**EXTRACTED ENTRIES:**

───

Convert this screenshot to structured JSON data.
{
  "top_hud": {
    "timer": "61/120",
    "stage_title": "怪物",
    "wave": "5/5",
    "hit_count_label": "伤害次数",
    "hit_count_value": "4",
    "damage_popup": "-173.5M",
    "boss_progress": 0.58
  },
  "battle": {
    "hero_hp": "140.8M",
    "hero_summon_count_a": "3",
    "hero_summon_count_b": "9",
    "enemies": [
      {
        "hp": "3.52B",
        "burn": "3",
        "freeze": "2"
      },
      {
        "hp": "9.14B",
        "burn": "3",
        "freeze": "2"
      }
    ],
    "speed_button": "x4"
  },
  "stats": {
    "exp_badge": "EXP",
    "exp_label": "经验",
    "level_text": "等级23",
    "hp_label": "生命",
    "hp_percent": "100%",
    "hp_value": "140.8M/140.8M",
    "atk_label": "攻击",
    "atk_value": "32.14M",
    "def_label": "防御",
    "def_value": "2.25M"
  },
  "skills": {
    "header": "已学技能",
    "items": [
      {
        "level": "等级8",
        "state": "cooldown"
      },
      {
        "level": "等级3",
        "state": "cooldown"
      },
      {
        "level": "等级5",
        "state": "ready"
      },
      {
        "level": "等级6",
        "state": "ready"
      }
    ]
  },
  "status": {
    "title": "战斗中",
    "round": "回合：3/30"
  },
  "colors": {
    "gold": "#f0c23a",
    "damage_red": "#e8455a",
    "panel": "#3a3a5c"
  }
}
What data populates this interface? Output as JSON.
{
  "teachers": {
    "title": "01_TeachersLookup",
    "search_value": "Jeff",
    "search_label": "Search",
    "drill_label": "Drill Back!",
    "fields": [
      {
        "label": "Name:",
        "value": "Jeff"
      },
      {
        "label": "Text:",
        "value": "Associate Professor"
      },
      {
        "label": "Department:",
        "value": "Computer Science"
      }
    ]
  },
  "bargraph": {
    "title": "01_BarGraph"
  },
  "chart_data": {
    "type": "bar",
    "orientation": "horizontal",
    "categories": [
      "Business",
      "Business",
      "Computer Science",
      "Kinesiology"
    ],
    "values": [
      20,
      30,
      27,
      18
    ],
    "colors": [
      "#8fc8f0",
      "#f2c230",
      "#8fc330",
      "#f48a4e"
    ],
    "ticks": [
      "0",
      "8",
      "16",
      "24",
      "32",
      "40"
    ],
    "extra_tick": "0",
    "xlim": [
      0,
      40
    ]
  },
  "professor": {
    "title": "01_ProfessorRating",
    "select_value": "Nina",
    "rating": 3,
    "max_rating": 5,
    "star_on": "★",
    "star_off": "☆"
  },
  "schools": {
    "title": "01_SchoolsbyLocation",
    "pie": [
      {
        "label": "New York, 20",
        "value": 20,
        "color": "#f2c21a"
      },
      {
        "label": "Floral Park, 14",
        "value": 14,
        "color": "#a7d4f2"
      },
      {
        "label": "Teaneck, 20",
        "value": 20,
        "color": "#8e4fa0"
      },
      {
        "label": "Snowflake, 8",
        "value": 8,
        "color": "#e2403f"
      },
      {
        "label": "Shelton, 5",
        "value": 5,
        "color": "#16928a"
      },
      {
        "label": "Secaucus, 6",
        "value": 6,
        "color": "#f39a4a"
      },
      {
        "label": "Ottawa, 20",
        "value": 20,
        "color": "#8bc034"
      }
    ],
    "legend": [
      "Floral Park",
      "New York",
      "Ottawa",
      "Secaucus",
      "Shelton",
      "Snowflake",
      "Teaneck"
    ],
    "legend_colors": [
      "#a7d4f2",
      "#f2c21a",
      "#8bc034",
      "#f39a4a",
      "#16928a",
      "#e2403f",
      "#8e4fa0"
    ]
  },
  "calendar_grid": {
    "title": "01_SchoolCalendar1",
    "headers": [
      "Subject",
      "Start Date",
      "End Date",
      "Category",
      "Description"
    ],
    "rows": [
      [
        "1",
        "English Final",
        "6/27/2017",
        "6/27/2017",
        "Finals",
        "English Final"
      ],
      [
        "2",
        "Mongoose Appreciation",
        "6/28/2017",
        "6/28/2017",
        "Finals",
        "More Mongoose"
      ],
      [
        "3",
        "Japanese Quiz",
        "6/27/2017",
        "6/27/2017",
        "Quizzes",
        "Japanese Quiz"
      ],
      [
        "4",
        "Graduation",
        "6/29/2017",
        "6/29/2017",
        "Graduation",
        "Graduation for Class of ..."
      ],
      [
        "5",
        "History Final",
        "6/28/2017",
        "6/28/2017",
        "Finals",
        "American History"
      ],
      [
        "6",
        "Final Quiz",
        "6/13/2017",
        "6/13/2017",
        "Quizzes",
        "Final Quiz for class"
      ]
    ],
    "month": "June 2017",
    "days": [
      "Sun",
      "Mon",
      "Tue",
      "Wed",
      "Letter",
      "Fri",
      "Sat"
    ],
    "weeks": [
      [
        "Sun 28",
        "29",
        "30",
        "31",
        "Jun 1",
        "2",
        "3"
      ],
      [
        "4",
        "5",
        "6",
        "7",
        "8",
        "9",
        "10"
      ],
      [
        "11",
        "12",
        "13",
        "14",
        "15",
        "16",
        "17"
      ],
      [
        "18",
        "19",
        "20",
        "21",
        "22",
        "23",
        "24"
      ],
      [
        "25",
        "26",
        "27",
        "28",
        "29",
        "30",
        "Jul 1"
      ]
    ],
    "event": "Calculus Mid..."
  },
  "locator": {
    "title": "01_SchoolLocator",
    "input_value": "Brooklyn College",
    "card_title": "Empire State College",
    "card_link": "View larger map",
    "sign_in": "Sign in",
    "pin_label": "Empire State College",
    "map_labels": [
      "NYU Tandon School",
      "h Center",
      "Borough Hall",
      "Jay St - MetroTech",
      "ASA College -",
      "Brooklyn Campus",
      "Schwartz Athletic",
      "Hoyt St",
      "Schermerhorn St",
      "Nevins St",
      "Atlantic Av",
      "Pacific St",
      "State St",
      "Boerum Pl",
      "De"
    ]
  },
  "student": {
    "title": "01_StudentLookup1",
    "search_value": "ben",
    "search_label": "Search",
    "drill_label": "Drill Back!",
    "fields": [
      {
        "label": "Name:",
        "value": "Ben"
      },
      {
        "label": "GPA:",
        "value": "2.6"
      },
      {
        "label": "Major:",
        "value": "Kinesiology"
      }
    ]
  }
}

───

**DIRECTIVE:**
From the listing above, reproduce all the lines exactly.

**REPLY:**
Convert this screenshot to structured JSON data.
{
  "top_hud": {
    "timer": "61/120",
    "stage_title": "怪物",
    "wave": "5/5",
    "hit_count_label": "伤害次数",
    "hit_count_value": "4",
    "damage_popup": "-173.5M",
    "boss_progress": 0.58
  },
  "battle": {
    "hero_hp": "140.8M",
    "hero_summon_count_a": "3",
    "hero_summon_count_b": "9",
    "enemies": [
      {
        "hp": "3.52B",
        "burn": "3",
        "freeze": "2"
      },
      {
        "hp": "9.14B",
        "burn": "3",
        "freeze": "2"
      }
    ],
    "speed_button": "x4"
  },
  "stats": {
    "exp_badge": "EXP",
    "exp_label": "经验",
    "level_text": "等级23",
    "hp_label": "生命",
    "hp_percent": "100%",
    "hp_value": "140.8M/140.8M",
    "atk_label": "攻击",
    "atk_value": "32.14M",
    "def_label": "防御",
    "def_value": "2.25M"
  },
  "skills": {
    "header": "已学技能",
    "items": [
      {
        "level": "等级8",
        "state": "cooldown"
      },
      {
        "level": "等级3",
        "state": "cooldown"
      },
      {
        "level": "等级5",
        "state": "ready"
      },
      {
        "level": "等级6",
        "state": "ready"
      }
    ]
  },
  "status": {
    "title": "战斗中",
    "round": "回合：3/30"
  },
  "colors": {
    "gold": "#f0c23a",
    "damage_red": "#e8455a",
    "panel": "#3a3a5c"
  }
}
What data populates this interface? Output as JSON.
{
  "teachers": {
    "title": "01_TeachersLookup",
    "search_value": "Jeff",
    "search_label": "Search",
    "drill_label": "Drill Back!",
    "fields": [
      {
        "label": "Name:",
        "value": "Jeff"
      },
      {
        "label": "Text:",
        "value": "Associate Professor"
      },
      {
        "label": "Department:",
        "value": "Computer Science"
      }
    ]
  },
  "bargraph": {
    "title": "01_BarGraph"
  },
  "chart_data": {
    "type": "bar",
    "orientation": "horizontal",
    "categories": [
      "Business",
      "Business",
      "Computer Science",
      "Kinesiology"
    ],
    "values": [
      20,
      30,
      27,
      18
    ],
    "colors": [
      "#8fc8f0",
      "#f2c230",
      "#8fc330",
      "#f48a4e"
    ],
    "ticks": [
      "0",
      "8",
      "16",
      "24",
      "32",
      "40"
    ],
    "extra_tick": "0",
    "xlim": [
      0,
      40
    ]
  },
  "professor": {
    "title": "01_ProfessorRating",
    "select_value": "Nina",
    "rating": 3,
    "max_rating": 5,
    "star_on": "★",
    "star_off": "☆"
  },
  "schools": {
    "title": "01_SchoolsbyLocation",
    "pie": [
      {
        "label": "New York, 20",
        "value": 20,
        "color": "#f2c21a"
      },
      {
        "label": "Floral Park, 14",
        "value": 14,
        "color": "#a7d4f2"
      },
      {
        "label": "Teaneck, 20",
        "value": 20,
        "color": "#8e4fa0"
      },
      {
        "label": "Snowflake, 8",
        "value": 8,
        "color": "#e2403f"
      },
      {
        "label": "Shelton, 5",
        "value": 5,
        "color": "#16928a"
      },
      {
        "label": "Secaucus, 6",
        "value": 6,
        "color": "#f39a4a"
      },
      {
        "label": "Ottawa, 20",
        "value": 20,
        "color": "#8bc034"
      }
    ],
    "legend": [
      "Floral Park",
      "New York",
      "Ottawa",
      "Secaucus",
      "Shelton",
      "Snowflake",
      "Teaneck"
    ],
    "legend_colors": [
      "#a7d4f2",
      "#f2c21a",
      "#8bc034",
      "#f39a4a",
      "#16928a",
      "#e2403f",
      "#8e4fa0"
    ]
  },
  "calendar_grid": {
    "title": "01_SchoolCalendar1",
    "headers": [
      "Subject",
      "Start Date",
      "End Date",
      "Category",
      "Description"
    ],
    "rows": [
      [
        "1",
        "English Final",
        "6/27/2017",
        "6/27/2017",
        "Finals",
        "English Final"
      ],
      [
        "2",
        "Mongoose Appreciation",
        "6/28/2017",
        "6/28/2017",
        "Finals",
        "More Mongoose"
      ],
      [
        "3",
        "Japanese Quiz",
        "6/27/2017",
        "6/27/2017",
        "Quizzes",
        "Japanese Quiz"
      ],
      [
        "4",
        "Graduation",
        "6/29/2017",
        "6/29/2017",
        "Graduation",
        "Graduation for Class of ..."
      ],
      [
        "5",
        "History Final",
        "6/28/2017",
        "6/28/2017",
        "Finals",
        "American History"
      ],
      [
        "6",
        "Final Quiz",
        "6/13/2017",
        "6/13/2017",
        "Quizzes",
        "Final Quiz for class"
      ]
    ],
    "month": "June 2017",
    "days": [
      "Sun",
      "Mon",
      "Tue",
      "Wed",
      "Letter",
      "Fri",
      "Sat"
    ],
    "weeks": [
      [
        "Sun 28",
        "29",
        "30",
        "31",
        "Jun 1",
        "2",
        "3"
      ],
      [
        "4",
        "5",
        "6",
        "7",
        "8",
        "9",
        "10"
      ],
      [
        "11",
        "12",
        "13",
        "14",
        "15",
        "16",
        "17"
      ],
      [
        "18",
        "19",
        "20",
        "21",
        "22",
        "23",
        "24"
      ],
      [
        "25",
        "26",
        "27",
        "28",
        "29",
        "30",
        "Jul 1"
      ]
    ],
    "event": "Calculus Mid..."
  },
  "locator": {
    "title": "01_SchoolLocator",
    "input_value": "Brooklyn College",
    "card_title": "Empire State College",
    "card_link": "View larger map",
    "sign_in": "Sign in",
    "pin_label": "Empire State College",
    "map_labels": [
      "NYU Tandon School",
      "h Center",
      "Borough Hall",
      "Jay St - MetroTech",
      "ASA College -",
      "Brooklyn Campus",
      "Schwartz Athletic",
      "Hoyt St",
      "Schermerhorn St",
      "Nevins St",
      "Atlantic Av",
      "Pacific St",
      "State St",
      "Boerum Pl",
      "De"
    ]
  },
  "student": {
    "title": "01_StudentLookup1",
    "search_value": "ben",
    "search_label": "Search",
    "drill_label": "Drill Back!",
    "fields": [
      {
        "label": "Name:",
        "value": "Ben"
      },
      {
        "label": "GPA:",
        "value": "2.6"
      },
      {
        "label": "Major:",
        "value": "Kinesiology"
      }
    ]
  }
}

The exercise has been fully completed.